* **WRITTEN TASK**
Write out the full listing again, exactly as it stands.

* **RECORDS**

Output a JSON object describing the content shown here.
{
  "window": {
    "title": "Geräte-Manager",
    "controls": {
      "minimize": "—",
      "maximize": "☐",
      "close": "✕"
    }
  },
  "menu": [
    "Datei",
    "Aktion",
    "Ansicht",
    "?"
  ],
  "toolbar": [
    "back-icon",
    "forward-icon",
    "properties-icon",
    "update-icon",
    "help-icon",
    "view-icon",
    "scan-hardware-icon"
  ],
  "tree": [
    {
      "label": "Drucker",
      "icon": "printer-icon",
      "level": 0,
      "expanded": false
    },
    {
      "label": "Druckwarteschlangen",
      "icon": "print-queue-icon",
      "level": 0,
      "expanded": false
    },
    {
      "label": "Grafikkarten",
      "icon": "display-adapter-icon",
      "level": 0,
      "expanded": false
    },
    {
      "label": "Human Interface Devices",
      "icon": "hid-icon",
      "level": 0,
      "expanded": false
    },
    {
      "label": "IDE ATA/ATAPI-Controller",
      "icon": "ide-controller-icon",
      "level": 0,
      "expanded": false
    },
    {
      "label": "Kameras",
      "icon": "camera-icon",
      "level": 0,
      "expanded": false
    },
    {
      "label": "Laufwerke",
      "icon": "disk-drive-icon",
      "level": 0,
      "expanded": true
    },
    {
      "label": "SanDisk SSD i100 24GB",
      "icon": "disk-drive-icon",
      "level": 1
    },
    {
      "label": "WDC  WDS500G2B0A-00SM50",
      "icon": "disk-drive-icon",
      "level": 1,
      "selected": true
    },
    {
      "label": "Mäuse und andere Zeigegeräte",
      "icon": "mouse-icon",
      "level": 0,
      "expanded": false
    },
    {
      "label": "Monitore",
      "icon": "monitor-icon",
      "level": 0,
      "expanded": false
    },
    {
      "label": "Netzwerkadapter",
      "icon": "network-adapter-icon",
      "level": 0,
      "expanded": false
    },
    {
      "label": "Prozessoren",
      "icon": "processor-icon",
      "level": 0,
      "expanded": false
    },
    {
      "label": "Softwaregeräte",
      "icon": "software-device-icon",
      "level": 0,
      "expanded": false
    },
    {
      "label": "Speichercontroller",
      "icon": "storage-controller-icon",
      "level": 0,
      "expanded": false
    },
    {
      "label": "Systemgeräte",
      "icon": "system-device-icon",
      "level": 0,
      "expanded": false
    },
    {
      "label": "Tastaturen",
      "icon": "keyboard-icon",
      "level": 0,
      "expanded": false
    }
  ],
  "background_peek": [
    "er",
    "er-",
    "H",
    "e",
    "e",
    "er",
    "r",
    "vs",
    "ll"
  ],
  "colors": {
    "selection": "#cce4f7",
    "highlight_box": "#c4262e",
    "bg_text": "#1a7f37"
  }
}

* **FINISHED TASK**
Output a JSON object describing the content shown here.
{
  "window": {
    "title": "Geräte-Manager",
    "controls": {
      "minimize": "—",
      "maximize": "☐",
      "close": "✕"
    }
  },
  "menu": [
    "Datei",
    "Aktion",
    "Ansicht",
    "?"
  ],
  "toolbar": [
    "back-icon",
    "forward-icon",
    "properties-icon",
    "update-icon",
    "help-icon",
    "view-icon",
    "scan-hardware-icon"
  ],
  "tree": [
    {
      "label": "Drucker",
      "icon": "printer-icon",
      "level": 0,
      "expanded": false
    },
    {
      "label": "Druckwarteschlangen",
      "icon": "print-queue-icon",
      "level": 0,
      "expanded": false
    },
    {
      "label": "Grafikkarten",
      "icon": "display-adapter-icon",
      "level": 0,
      "expanded": false
    },
    {
      "label": "Human Interface Devices",
      "icon": "hid-icon",
      "level": 0,
      "expanded": false
    },
    {
      "label": "IDE ATA/ATAPI-Controller",
      "icon": "ide-controller-icon",
      "level": 0,
      "expanded": false
    },
    {
      "label": "Kameras",
      "icon": "camera-icon",
      "level": 0,
      "expanded": false
    },
    {
      "label": "Laufwerke",
      "icon": "disk-drive-icon",
      "level": 0,
      "expanded": true
    },
    {
      "label": "SanDisk SSD i100 24GB",
      "icon": "disk-drive-icon",
      "level": 1
    },
    {
      "label": "WDC  WDS500G2B0A-00SM50",
      "icon": "disk-drive-icon",
      "level": 1,
      "selected": true
    },
    {
      "label": "Mäuse und andere Zeigegeräte",
      "icon": "mouse-icon",
      "level": 0,
      "expanded": false
    },
    {
      "label": "Monitore",
      "icon": "monitor-icon",
      "level": 0,
      "expanded": false
    },
    {
      "label": "Netzwerkadapter",
      "icon": "network-adapter-icon",
      "level": 0,
      "expanded": false
    },
    {
      "label": "Prozessoren",
      "icon": "processor-icon",
      "level": 0,
      "expanded": false
    },
    {
      "label": "Softwaregeräte",
      "icon": "software-device-icon",
      "level": 0,
      "expanded": false
    },
    {
      "label": "Speichercontroller",
      "icon": "storage-controller-icon",
      "level": 0,
      "expanded": false
    },
    {
      "label": "Systemgeräte",
      "icon": "system-device-icon",
      "level": 0,
      "expanded": false
    },
    {
      "label": "Tastaturen",
      "icon": "keyboard-icon",
      "level": 0,
      "expanded": false
    }
  ],
  "background_peek": [
    "er",
    "er-",
    "H",
    "e",
    "e",
    "er",
    "r",
    "vs",
    "ll"
  ],
  "colors": {
    "selection": "#cce4f7",
    "highlight_box": "#c4262e",
    "bg_text": "#1a7f37"
  }
}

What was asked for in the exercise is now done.